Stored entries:
• • • • •
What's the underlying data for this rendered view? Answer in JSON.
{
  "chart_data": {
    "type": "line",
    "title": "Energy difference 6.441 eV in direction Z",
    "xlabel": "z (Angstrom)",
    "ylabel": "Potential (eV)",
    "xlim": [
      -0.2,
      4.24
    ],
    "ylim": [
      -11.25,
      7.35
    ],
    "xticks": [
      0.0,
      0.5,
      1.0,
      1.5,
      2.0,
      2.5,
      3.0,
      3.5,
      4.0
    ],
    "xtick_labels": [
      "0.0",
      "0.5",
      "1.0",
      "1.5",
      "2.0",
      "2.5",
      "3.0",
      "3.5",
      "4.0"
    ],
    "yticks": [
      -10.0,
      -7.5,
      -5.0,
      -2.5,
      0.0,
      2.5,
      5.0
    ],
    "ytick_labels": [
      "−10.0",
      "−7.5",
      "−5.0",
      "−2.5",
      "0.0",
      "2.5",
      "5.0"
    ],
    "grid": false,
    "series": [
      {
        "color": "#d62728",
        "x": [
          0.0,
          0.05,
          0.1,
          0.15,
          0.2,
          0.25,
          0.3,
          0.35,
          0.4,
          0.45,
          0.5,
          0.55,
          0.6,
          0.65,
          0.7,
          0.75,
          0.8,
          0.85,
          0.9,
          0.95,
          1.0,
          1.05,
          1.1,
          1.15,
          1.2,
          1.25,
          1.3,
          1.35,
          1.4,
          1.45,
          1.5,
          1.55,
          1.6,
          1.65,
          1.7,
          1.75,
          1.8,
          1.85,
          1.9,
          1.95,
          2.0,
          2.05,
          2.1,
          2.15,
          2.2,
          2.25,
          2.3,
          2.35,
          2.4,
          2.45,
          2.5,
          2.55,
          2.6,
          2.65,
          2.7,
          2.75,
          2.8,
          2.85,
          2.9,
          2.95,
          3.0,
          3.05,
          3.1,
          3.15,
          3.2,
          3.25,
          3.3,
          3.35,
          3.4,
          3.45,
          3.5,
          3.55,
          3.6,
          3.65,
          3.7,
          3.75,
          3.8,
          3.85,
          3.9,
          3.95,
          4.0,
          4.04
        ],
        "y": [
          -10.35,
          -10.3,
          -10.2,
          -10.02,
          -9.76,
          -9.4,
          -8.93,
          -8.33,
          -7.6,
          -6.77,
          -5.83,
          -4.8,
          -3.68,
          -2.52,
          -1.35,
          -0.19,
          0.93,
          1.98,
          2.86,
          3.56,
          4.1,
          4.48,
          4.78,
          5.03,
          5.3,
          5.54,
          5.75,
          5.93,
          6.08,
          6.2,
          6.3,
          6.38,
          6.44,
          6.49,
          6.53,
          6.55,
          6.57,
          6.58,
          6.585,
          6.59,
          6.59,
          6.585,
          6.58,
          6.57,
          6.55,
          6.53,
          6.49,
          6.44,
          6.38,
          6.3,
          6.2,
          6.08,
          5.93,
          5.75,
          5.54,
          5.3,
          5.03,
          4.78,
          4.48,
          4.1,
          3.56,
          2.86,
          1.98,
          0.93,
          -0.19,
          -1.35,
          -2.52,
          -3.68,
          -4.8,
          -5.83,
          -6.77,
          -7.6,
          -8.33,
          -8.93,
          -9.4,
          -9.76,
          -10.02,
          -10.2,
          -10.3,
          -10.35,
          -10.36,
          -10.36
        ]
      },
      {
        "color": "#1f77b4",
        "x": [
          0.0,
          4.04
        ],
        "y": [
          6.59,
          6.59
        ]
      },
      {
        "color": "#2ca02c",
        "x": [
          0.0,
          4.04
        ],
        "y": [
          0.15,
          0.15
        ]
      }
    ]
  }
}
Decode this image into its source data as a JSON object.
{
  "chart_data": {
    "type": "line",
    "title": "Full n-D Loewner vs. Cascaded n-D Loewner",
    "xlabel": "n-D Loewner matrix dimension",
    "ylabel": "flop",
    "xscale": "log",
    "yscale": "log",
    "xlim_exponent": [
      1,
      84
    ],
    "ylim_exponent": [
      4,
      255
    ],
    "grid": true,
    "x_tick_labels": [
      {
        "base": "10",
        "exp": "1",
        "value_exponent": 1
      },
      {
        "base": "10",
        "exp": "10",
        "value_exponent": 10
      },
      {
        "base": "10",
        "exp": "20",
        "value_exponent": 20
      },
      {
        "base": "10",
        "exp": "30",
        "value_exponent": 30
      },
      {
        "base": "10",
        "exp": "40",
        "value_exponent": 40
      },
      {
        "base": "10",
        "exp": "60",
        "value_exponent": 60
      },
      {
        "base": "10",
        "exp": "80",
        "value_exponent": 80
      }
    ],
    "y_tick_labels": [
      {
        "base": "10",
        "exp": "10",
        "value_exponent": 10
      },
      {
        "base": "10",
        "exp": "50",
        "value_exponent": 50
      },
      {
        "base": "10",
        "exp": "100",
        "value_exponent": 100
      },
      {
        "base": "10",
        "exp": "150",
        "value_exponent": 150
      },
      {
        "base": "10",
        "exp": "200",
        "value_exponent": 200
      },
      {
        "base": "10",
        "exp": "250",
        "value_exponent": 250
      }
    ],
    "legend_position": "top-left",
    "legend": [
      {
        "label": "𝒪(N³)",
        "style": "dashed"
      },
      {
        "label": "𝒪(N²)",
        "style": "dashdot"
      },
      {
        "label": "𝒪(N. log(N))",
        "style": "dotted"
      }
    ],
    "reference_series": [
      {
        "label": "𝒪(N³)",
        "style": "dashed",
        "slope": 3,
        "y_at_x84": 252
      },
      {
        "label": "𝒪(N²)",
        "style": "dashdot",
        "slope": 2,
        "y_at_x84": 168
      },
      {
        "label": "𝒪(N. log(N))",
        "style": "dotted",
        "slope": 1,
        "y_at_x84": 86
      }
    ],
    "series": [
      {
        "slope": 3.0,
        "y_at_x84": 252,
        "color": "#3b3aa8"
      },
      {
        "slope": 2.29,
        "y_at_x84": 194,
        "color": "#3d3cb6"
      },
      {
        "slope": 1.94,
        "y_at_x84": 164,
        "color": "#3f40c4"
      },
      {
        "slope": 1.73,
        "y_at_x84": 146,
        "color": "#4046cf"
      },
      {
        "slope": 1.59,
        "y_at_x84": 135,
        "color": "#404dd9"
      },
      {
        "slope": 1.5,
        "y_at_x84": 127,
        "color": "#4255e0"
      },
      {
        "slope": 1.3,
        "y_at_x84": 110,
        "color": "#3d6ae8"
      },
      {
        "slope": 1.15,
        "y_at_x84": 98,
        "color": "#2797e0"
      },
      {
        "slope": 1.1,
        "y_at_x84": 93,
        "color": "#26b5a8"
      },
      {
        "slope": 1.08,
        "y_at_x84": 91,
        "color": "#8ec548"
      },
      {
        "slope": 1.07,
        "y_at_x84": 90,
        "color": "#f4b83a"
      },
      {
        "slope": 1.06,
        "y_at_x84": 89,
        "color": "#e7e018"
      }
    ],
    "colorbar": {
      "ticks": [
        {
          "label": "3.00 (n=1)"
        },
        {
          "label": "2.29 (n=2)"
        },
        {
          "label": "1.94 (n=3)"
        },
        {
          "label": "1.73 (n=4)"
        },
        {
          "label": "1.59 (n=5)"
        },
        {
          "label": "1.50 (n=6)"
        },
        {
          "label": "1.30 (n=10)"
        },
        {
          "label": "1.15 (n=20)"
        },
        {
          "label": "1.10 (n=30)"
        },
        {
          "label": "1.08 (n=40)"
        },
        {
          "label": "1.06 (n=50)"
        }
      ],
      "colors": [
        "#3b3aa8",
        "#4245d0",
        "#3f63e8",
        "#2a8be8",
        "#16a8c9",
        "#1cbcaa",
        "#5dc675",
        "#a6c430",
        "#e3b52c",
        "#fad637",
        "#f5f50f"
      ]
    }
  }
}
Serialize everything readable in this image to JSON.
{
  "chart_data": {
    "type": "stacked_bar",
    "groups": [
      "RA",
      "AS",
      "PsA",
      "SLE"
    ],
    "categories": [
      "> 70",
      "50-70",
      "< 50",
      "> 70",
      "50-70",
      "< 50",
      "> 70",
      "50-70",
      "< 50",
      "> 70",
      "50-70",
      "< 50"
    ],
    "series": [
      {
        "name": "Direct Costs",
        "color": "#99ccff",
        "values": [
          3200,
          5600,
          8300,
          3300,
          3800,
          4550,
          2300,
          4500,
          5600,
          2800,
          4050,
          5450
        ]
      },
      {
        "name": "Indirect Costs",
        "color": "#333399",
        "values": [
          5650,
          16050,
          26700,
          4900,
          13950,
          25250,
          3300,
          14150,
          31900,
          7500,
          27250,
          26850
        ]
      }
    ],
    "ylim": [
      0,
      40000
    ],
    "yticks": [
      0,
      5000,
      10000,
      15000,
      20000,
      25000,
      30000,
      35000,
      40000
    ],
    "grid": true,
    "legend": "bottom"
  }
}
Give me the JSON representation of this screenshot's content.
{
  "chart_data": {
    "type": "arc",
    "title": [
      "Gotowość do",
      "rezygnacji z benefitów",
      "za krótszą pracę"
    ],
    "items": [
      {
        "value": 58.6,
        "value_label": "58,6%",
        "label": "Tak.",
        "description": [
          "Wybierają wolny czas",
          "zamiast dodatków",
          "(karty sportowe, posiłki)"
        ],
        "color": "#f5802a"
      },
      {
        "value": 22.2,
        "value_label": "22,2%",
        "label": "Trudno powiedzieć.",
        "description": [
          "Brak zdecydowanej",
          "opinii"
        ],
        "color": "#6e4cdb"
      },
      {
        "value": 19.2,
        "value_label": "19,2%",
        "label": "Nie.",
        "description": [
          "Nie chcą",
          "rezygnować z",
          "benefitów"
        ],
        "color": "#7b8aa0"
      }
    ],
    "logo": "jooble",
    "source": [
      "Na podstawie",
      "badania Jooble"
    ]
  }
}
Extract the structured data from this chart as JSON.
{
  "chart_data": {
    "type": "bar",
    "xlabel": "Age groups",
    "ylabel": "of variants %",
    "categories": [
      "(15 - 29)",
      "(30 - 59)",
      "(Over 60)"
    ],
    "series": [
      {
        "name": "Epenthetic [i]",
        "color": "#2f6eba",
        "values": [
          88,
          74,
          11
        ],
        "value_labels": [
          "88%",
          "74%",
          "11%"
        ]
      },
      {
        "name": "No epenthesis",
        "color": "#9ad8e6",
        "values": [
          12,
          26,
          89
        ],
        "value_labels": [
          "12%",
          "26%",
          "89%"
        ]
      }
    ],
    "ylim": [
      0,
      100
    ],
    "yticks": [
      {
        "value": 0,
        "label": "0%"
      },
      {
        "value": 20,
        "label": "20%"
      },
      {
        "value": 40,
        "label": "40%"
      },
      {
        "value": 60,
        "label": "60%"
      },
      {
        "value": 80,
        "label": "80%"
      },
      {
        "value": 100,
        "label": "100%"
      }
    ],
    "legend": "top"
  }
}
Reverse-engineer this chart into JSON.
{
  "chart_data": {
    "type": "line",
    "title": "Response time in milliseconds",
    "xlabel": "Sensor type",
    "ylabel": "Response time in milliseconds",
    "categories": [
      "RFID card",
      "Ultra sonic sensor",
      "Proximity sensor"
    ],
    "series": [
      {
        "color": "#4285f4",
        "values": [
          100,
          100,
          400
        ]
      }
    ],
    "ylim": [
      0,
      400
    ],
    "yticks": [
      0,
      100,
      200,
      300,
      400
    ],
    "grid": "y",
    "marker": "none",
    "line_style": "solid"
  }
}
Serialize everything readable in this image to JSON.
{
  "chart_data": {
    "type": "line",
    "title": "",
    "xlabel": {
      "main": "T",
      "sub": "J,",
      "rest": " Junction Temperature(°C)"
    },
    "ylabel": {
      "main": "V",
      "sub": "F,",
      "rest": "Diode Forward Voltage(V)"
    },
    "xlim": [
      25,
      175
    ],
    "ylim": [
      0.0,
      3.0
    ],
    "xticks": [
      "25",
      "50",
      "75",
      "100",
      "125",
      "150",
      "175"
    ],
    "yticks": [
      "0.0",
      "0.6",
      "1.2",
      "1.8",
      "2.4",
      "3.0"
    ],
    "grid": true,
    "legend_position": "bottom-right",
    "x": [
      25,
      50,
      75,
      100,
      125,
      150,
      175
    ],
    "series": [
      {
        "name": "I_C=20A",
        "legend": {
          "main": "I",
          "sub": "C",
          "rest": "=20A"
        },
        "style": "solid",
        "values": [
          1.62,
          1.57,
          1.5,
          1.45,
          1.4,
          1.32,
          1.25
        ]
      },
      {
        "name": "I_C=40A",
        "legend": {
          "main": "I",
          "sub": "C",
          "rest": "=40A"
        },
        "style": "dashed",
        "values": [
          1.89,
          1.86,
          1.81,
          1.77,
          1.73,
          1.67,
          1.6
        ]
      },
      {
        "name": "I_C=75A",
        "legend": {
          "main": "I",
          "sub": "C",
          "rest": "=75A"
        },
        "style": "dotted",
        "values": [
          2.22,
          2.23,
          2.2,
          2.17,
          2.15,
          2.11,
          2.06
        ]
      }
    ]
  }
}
• • • • •
• Exercise instructions:
From the listing above, copy every line that holds the string "xlabel".

• Task result:
    "xlabel": "z (Angstrom)",
    "xlabel": "n-D Loewner matrix dimension",
    "xlabel": "Age groups",
    "xlabel": "Sensor type",
    "xlabel": {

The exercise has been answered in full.